● **TASK TO COMPLETE**:
Gather all lines with "государственных" from the records.

● **EXERCISE INPUTS**:
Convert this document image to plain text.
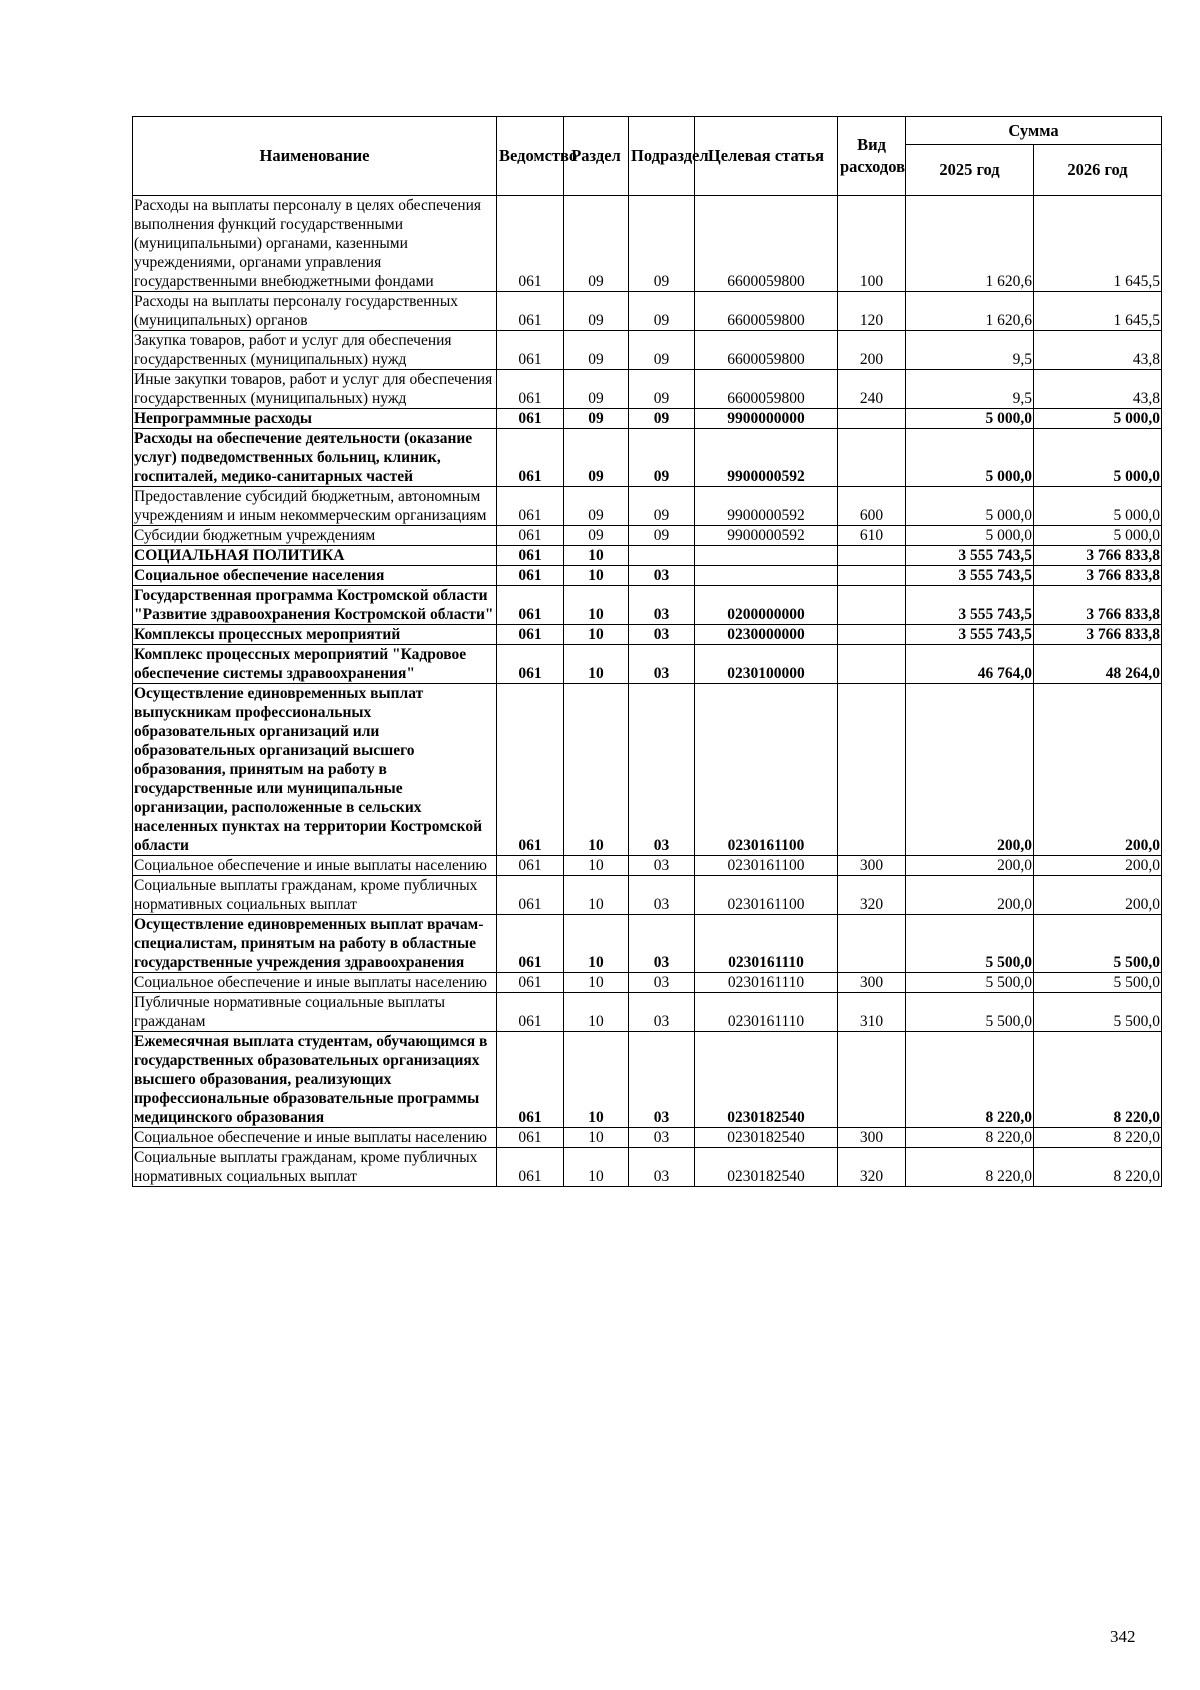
Наименование	Ведомство	Раздел	Подраздел	Целевая статья	Вид расходов	Сумма	
						2025 год	2026 год
Расходы на выплаты персоналу в целях обеспечения выполнения функций государственными (муниципальными) органами, казенными учреждениями, органами управления государственными внебюджетными фондами	061	09	09	6600059800	100	1 620,6	1 645,5
Расходы на выплаты персоналу государственных (муниципальных) органов	061	09	09	6600059800	120	1 620,6	1 645,5
Закупка товаров, работ и услуг для обеспечения государственных (муниципальных) нужд	061	09	09	6600059800	200	9,5	43,8
Иные закупки товаров, работ и услуг для обеспечения государственных (муниципальных) нужд	061	09	09	6600059800	240	9,5	43,8
Непрограммные расходы	061	09	09	9900000000		5 000,0	5 000,0
Расходы на обеспечение деятельности (оказание услуг) подведомственных больниц, клиник, госпиталей, медико-санитарных частей	061	09	09	9900000592		5 000,0	5 000,0
Предоставление субсидий бюджетным, автономным учреждениям и иным некоммерческим организациям	061	09	09	9900000592	600	5 000,0	5 000,0
Субсидии бюджетным учреждениям	061	09	09	9900000592	610	5 000,0	5 000,0
СОЦИАЛЬНАЯ ПОЛИТИКА	061	10				3 555 743,5	3 766 833,8
Социальное обеспечение населения	061	10	03			3 555 743,5	3 766 833,8
Государственная программа Костромской области "Развитие здравоохранения Костромской области"	061	10	03	0200000000		3 555 743,5	3 766 833,8
Комплексы процессных мероприятий	061	10	03	0230000000		3 555 743,5	3 766 833,8
Комплекс процессных мероприятий "Кадровое обеспечение системы здравоохранения"	061	10	03	0230100000		46 764,0	48 264,0
Осуществление единовременных выплат выпускникам профессиональных образовательных организаций или образовательных организаций высшего образования, принятым на работу в государственные или муниципальные организации, расположенные в сельских населенных пунктах на территории Костромской области	061	10	03	0230161100		200,0	200,0
Социальное обеспечение и иные выплаты населению	061	10	03	0230161100	300	200,0	200,0
Социальные выплаты гражданам, кроме публичных нормативных социальных выплат	061	10	03	0230161100	320	200,0	200,0
Осуществление единовременных выплат врачам-специалистам, принятым на работу в областные государственные учреждения здравоохранения	061	10	03	0230161110		5 500,0	5 500,0
Социальное обеспечение и иные выплаты населению	061	10	03	0230161110	300	5 500,0	5 500,0
Публичные нормативные социальные выплаты гражданам	061	10	03	0230161110	310	5 500,0	5 500,0
Ежемесячная выплата студентам, обучающимся в государственных образовательных организациях высшего образования, реализующих профессиональные образовательные программы медицинского образования	061	10	03	0230182540		8 220,0	8 220,0
Социальное обеспечение и иные выплаты населению	061	10	03	0230182540	300	8 220,0	8 220,0
Социальные выплаты гражданам, кроме публичных нормативных социальных выплат	061	10	03	0230182540	320	8 220,0	8 220,0
342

● **FINAL RESULT**:
Расходы на выплаты персоналу государственных (муниципальных) органов	061	09	09	6600059800	120	1 620,6	1 645,5
Закупка товаров, работ и услуг для обеспечения государственных (муниципальных) нужд	061	09	09	6600059800	200	9,5	43,8
Иные закупки товаров, работ и услуг для обеспечения государственных (муниципальных) нужд	061	09	09	6600059800	240	9,5	43,8
Ежемесячная выплата студентам, обучающимся в государственных образовательных организациях высшего образования, реализующих профессиональные образовательные программы медицинского образования	061	10	03	0230182540		8 220,0	8 220,0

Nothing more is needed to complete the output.